• [Problem details] Omit the pictures from the entries below and retype everything else exactly.

## start Exercise materials

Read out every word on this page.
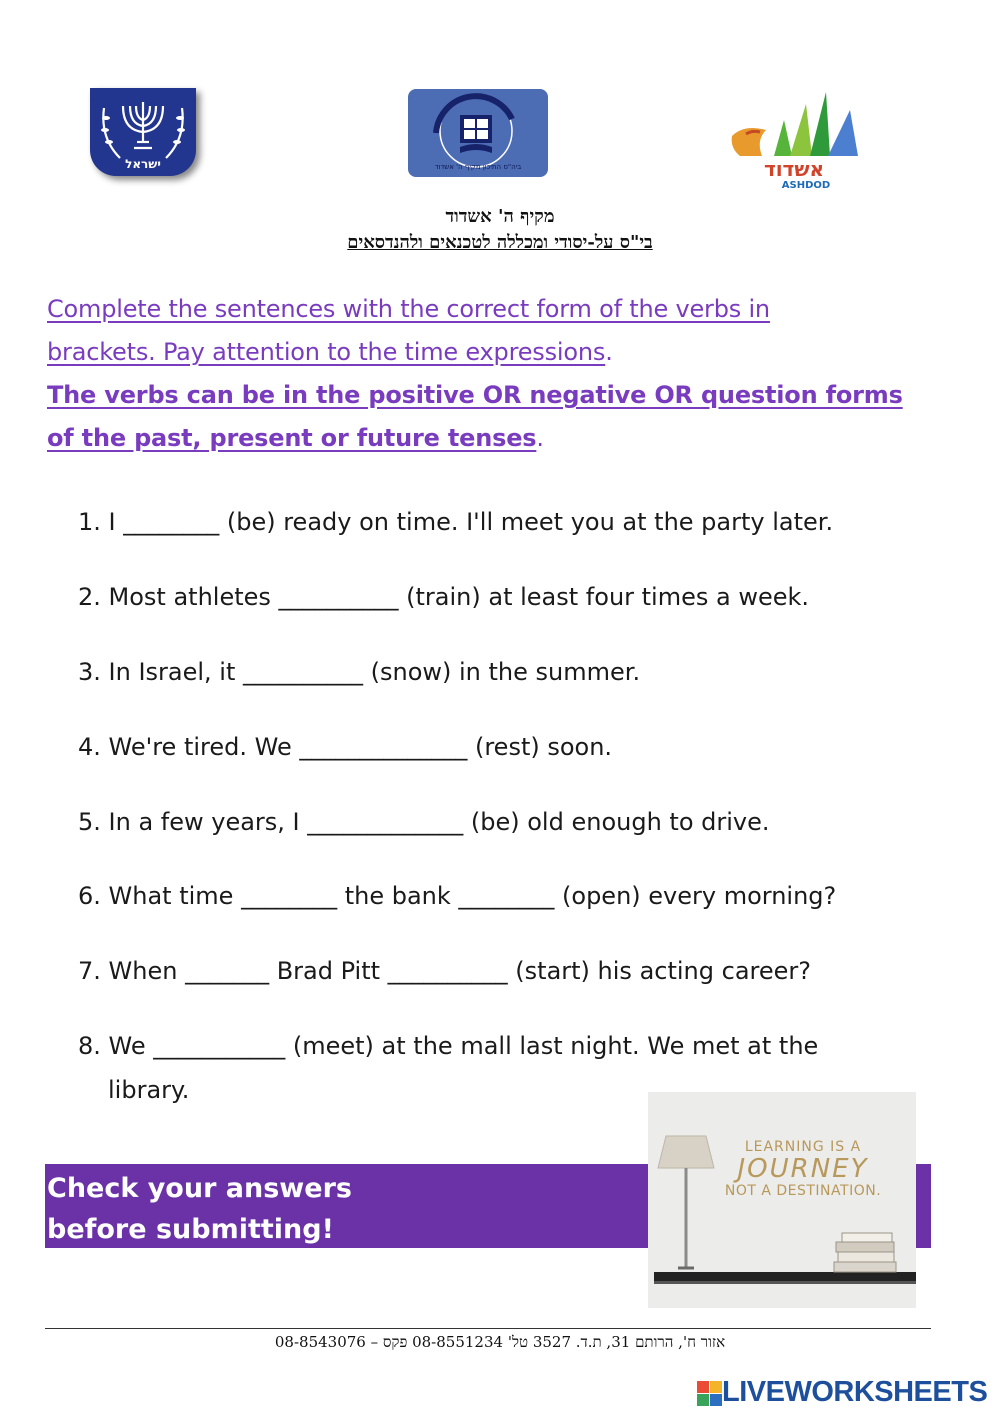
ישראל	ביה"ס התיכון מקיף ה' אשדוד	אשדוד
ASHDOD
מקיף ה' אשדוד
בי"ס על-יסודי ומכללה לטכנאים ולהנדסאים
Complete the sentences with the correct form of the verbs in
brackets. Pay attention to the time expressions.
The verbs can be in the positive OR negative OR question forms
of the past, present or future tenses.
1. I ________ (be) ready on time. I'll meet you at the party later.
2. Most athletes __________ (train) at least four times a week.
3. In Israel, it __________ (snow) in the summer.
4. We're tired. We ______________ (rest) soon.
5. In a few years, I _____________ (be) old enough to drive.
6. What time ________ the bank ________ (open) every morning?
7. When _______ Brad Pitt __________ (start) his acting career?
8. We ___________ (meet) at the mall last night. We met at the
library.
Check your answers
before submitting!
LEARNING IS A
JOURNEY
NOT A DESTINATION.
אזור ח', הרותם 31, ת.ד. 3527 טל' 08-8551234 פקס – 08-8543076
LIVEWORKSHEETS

## end Exercise materials

• [Output of the exercise]
Read out every word on this page.
ישראל	ביה"ס התיכון מקיף ה' אשדוד	אשדוד
ASHDOD
מקיף ה' אשדוד
בי"ס על-יסודי ומכללה לטכנאים ולהנדסאים
Complete the sentences with the correct form of the verbs in
brackets. Pay attention to the time expressions.
The verbs can be in the positive OR negative OR question forms
of the past, present or future tenses.
1. I ________ (be) ready on time. I'll meet you at the party later.
2. Most athletes __________ (train) at least four times a week.
3. In Israel, it __________ (snow) in the summer.
4. We're tired. We ______________ (rest) soon.
5. In a few years, I _____________ (be) old enough to drive.
6. What time ________ the bank ________ (open) every morning?
7. When _______ Brad Pitt __________ (start) his acting career?
8. We ___________ (meet) at the mall last night. We met at the
library.
Check your answers
before submitting!
LEARNING IS A
JOURNEY
NOT A DESTINATION.
אזור ח', הרותם 31, ת.ד. 3527 טל' 08-8551234 פקס – 08-8543076
LIVEWORKSHEETS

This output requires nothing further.